Given entries
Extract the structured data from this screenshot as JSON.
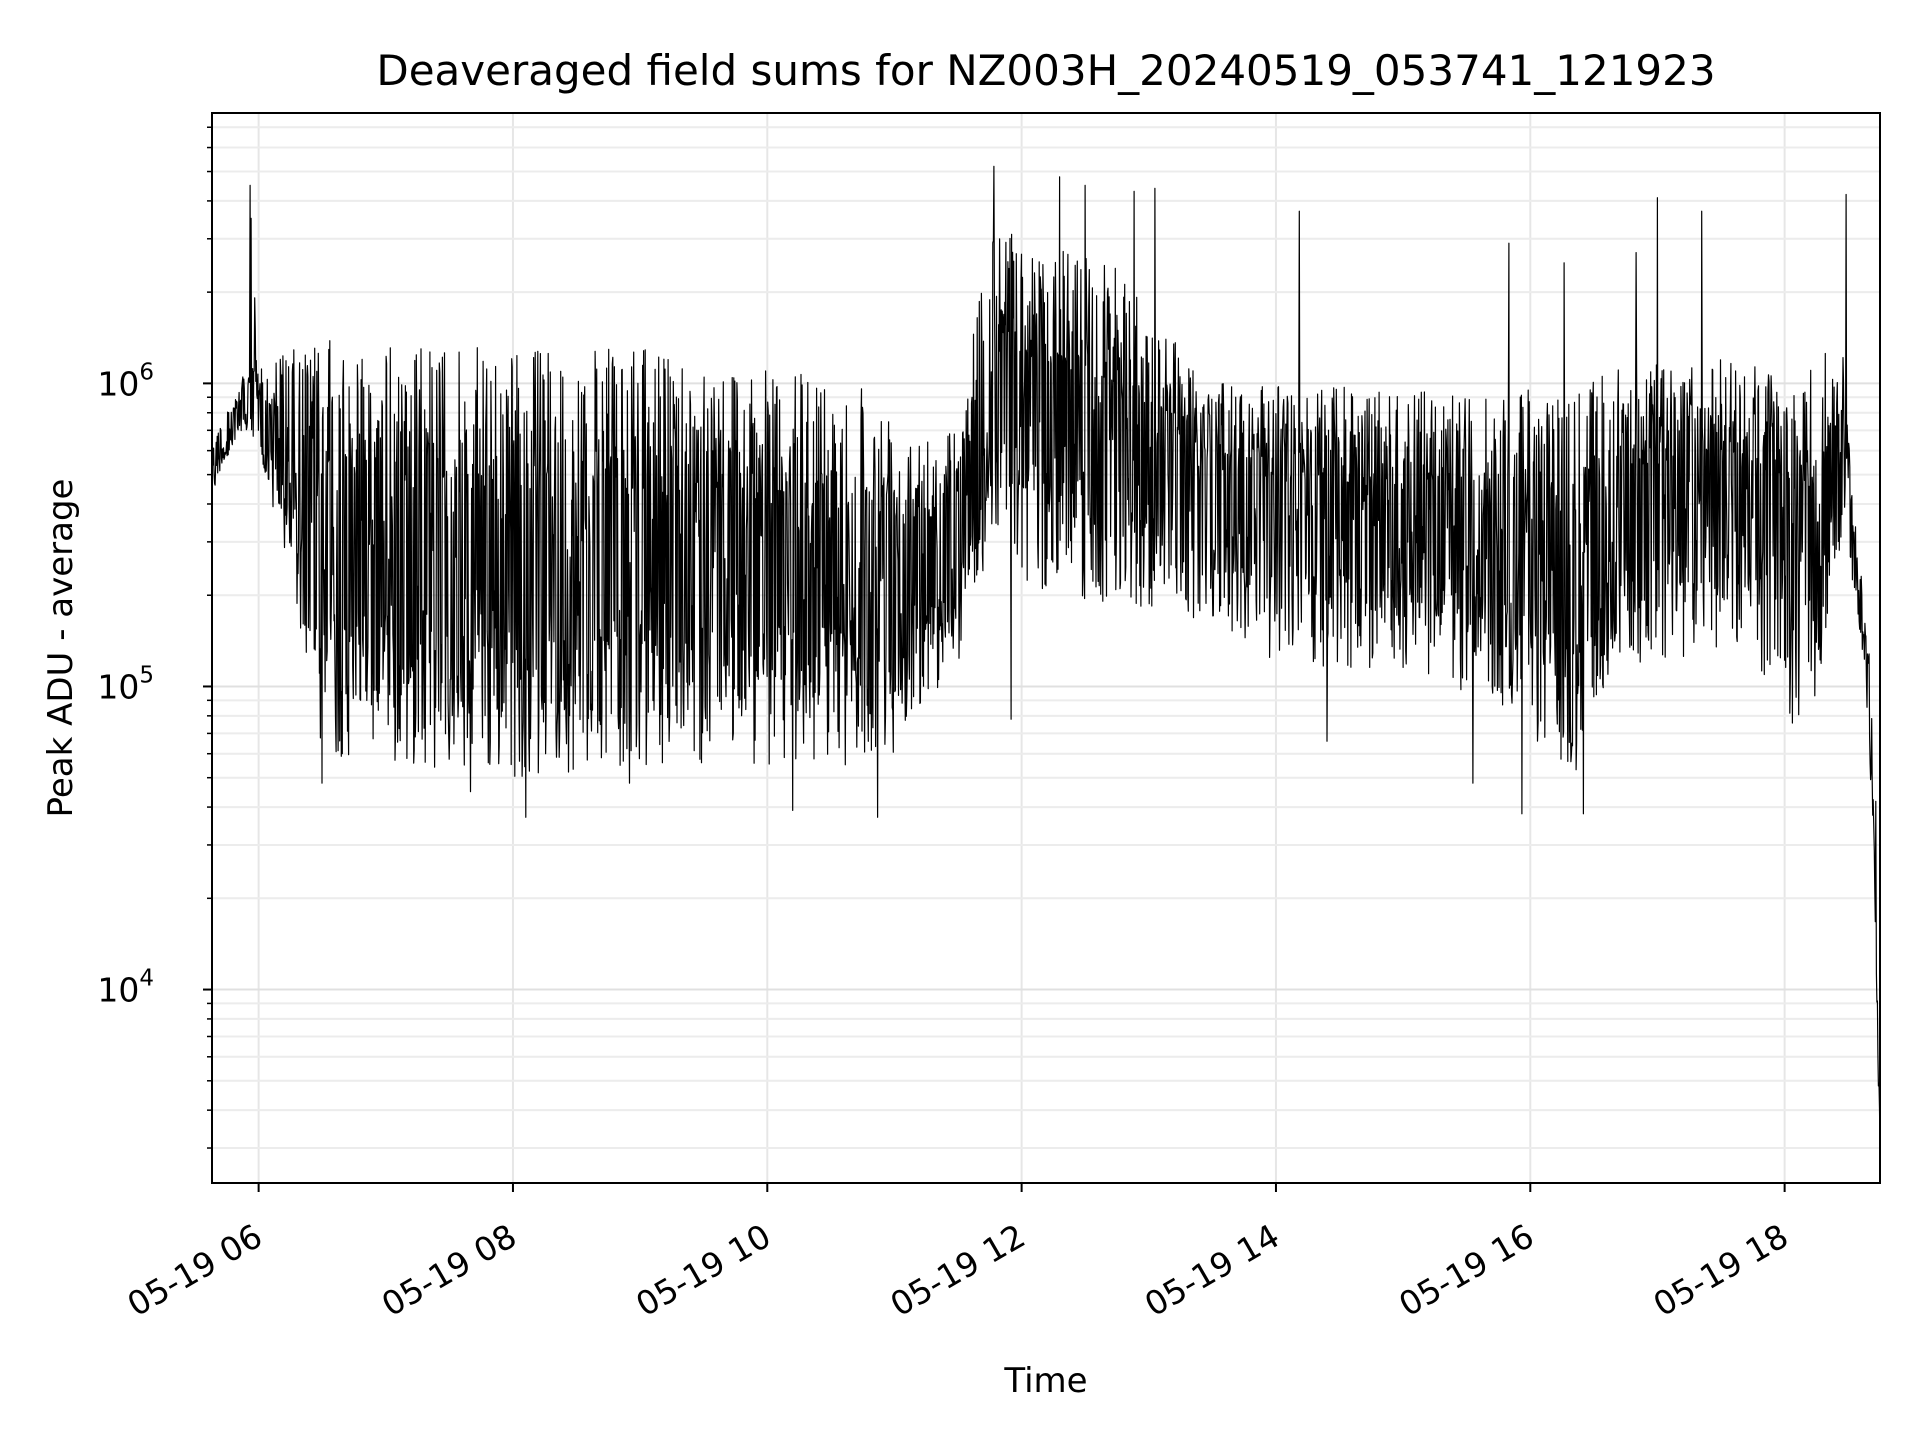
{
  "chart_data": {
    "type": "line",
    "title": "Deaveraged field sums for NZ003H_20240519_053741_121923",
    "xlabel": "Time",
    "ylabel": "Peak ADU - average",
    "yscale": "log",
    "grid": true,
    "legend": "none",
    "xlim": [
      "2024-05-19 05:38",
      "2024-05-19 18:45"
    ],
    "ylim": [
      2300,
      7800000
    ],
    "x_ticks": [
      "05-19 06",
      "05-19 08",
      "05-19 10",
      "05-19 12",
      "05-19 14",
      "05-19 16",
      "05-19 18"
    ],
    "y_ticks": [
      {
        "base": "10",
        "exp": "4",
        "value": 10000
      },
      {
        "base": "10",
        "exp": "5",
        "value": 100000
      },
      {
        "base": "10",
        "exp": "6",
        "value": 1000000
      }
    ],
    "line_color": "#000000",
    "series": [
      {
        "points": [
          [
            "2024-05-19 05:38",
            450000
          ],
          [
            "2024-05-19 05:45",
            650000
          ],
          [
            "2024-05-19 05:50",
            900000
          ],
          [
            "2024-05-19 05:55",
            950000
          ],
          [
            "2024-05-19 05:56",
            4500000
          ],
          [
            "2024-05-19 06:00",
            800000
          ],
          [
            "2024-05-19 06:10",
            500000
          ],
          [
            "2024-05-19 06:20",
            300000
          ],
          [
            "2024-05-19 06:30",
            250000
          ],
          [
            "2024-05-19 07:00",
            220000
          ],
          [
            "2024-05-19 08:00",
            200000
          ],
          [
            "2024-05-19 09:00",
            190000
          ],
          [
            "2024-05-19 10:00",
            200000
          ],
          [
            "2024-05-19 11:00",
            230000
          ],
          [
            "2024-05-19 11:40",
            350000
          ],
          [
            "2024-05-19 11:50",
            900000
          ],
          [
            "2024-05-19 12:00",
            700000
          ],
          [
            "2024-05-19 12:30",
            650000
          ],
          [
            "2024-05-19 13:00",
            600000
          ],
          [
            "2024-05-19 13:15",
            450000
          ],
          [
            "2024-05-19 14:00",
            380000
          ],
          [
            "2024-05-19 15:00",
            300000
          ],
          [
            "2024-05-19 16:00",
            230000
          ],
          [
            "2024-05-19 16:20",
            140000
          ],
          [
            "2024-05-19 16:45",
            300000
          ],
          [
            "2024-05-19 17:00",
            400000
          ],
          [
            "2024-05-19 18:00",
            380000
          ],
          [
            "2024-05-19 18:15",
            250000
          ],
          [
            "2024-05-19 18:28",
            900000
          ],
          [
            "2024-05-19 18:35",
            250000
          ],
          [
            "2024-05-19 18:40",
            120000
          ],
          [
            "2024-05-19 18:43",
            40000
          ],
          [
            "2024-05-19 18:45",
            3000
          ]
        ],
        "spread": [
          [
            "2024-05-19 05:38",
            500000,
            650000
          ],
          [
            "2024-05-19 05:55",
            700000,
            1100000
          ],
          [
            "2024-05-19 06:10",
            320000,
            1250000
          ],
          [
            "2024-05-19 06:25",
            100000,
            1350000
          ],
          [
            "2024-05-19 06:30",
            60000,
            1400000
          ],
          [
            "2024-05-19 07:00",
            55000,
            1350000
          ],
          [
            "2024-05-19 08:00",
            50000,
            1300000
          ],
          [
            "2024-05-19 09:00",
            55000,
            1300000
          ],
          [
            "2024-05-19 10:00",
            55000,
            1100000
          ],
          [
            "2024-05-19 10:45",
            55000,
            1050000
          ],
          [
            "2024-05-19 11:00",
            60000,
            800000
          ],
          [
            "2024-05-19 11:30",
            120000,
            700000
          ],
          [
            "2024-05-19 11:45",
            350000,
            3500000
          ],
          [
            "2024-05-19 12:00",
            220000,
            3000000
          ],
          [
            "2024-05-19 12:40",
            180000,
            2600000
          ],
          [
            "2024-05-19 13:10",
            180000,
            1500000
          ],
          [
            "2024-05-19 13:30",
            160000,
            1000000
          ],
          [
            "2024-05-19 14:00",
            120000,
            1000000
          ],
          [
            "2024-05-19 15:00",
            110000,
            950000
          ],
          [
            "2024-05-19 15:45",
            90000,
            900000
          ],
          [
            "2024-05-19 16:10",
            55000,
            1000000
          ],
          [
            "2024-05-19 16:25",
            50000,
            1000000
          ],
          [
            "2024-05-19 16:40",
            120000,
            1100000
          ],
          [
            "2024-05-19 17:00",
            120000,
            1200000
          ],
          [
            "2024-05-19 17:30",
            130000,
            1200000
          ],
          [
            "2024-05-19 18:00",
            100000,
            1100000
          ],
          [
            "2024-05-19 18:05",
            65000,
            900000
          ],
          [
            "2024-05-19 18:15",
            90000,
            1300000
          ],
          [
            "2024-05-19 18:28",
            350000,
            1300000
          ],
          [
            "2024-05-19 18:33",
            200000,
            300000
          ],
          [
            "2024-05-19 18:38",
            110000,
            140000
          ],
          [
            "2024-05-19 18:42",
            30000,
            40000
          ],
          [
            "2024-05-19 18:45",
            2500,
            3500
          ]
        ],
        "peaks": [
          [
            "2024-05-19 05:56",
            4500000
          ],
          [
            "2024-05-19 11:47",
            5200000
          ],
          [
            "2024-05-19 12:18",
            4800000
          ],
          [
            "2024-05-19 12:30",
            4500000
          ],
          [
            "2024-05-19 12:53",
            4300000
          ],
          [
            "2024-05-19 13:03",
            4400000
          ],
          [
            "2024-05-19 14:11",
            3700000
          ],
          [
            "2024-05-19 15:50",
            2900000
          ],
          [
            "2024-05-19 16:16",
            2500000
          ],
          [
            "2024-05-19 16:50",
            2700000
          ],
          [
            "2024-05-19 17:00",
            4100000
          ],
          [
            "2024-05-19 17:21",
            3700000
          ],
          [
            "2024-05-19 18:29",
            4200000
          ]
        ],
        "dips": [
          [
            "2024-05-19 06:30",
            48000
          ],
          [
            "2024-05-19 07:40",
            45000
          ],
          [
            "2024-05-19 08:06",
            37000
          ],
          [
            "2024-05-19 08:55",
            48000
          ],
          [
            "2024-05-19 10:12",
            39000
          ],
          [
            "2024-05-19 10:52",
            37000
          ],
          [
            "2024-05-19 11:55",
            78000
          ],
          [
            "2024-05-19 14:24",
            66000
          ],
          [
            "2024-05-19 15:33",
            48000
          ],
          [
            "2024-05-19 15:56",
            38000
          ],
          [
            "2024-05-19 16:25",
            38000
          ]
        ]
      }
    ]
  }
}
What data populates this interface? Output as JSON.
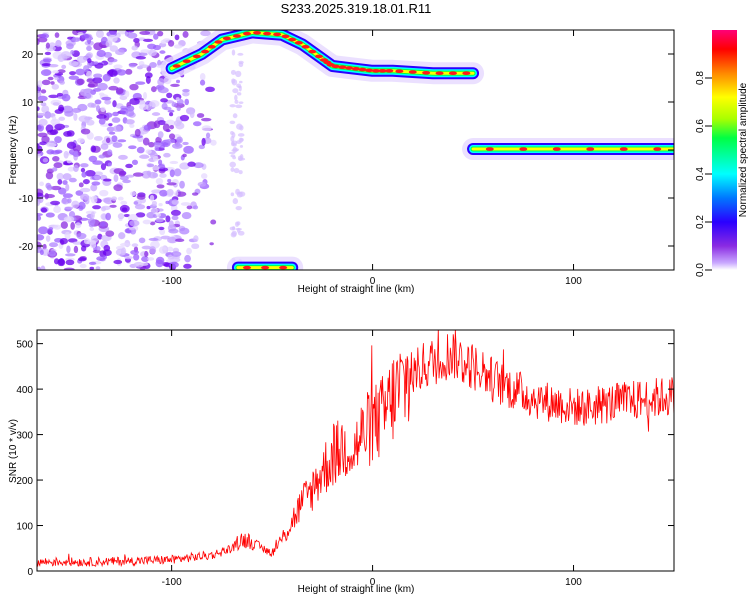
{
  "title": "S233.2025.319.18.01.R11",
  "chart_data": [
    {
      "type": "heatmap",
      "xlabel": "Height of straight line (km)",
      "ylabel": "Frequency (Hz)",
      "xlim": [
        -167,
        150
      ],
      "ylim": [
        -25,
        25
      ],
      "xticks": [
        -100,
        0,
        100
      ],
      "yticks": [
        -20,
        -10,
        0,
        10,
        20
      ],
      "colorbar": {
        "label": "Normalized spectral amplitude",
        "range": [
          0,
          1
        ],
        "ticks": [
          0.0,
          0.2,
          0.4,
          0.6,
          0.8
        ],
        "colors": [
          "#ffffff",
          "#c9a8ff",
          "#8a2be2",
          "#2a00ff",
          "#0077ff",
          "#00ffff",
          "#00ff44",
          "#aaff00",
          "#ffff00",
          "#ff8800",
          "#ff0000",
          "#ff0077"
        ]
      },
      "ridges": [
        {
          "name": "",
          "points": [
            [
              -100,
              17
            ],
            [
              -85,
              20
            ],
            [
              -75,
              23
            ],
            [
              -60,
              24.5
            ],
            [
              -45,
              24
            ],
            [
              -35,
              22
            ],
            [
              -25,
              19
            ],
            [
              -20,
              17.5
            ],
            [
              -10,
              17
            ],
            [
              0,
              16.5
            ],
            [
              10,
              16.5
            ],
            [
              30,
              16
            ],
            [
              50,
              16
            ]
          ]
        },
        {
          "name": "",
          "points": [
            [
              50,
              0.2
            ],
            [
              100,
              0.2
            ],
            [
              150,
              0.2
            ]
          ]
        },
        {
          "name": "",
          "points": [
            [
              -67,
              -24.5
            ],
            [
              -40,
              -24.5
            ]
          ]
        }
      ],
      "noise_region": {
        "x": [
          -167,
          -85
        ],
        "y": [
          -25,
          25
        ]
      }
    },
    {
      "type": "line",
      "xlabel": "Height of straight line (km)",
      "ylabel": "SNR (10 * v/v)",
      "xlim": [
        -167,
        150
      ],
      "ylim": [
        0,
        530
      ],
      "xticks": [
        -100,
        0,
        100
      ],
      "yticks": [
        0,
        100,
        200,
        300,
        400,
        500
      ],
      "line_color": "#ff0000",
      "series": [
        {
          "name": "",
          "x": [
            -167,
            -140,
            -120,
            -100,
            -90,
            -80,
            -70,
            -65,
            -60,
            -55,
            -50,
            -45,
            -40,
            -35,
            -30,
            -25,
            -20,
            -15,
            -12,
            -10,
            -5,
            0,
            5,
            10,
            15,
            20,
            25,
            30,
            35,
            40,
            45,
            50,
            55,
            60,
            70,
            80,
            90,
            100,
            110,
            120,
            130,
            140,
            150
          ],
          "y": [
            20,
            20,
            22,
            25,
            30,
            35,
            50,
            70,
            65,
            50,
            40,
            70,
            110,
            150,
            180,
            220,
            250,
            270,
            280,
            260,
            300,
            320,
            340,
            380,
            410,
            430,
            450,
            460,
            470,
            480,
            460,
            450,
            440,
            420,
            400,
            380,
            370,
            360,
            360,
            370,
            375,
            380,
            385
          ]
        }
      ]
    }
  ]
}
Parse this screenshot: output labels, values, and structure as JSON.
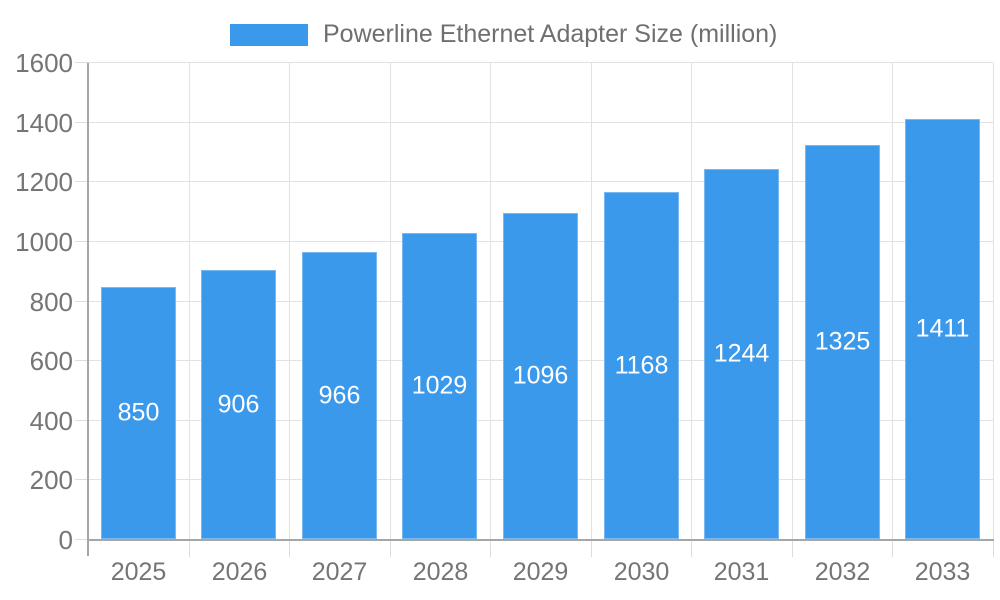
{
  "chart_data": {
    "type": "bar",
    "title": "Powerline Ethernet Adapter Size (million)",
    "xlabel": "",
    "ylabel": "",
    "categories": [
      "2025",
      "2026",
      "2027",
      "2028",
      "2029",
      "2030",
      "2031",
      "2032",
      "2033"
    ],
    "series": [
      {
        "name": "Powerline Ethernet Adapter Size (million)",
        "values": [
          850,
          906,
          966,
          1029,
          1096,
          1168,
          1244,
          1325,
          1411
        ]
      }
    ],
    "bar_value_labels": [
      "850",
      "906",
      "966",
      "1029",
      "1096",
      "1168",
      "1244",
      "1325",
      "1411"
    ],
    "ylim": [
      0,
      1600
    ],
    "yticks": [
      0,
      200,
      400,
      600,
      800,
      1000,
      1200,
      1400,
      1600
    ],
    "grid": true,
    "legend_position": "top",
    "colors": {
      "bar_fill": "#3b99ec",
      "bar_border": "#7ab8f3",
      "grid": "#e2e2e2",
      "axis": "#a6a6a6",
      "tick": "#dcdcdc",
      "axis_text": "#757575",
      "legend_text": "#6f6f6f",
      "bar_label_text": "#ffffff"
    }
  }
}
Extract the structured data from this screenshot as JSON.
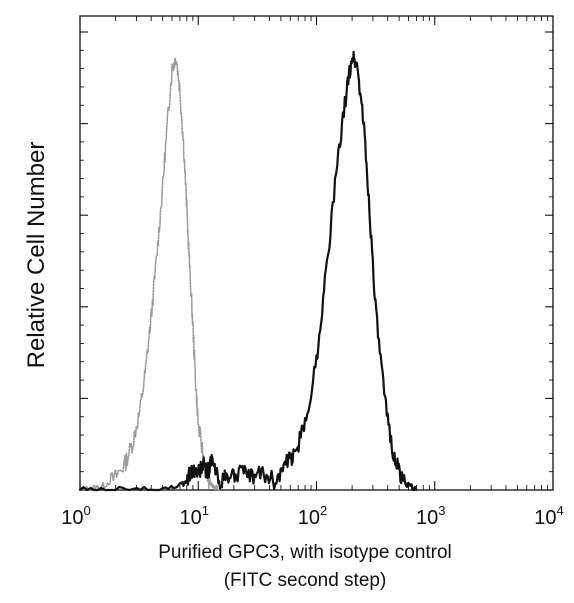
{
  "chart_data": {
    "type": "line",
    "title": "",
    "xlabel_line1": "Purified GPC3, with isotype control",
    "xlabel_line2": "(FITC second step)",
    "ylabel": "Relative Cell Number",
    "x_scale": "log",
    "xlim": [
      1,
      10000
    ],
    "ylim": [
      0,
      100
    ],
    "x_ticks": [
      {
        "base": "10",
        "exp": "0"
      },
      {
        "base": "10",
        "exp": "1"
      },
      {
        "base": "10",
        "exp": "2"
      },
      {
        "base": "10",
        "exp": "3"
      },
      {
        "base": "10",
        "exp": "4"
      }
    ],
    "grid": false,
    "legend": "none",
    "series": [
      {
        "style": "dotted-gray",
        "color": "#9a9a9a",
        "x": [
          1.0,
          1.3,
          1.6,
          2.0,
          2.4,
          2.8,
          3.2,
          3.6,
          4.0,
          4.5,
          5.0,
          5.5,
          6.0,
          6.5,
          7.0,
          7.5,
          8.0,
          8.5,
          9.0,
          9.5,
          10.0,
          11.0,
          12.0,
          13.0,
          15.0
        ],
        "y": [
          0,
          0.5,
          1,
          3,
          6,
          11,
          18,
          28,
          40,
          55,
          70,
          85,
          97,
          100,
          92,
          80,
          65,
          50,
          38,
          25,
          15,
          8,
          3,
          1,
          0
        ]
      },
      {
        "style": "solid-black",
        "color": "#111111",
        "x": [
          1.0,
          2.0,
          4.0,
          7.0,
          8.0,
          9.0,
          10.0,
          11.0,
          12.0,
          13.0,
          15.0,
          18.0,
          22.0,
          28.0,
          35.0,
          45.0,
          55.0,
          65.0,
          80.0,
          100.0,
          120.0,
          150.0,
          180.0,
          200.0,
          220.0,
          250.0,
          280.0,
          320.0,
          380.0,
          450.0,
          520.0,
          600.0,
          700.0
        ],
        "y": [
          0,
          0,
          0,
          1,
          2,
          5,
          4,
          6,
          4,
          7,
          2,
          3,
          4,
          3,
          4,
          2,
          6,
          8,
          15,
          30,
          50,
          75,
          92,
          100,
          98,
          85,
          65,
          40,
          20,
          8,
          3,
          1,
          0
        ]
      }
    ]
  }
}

Your goal
Look through the material and say how many lines hold "style". Give the number only.

Result
2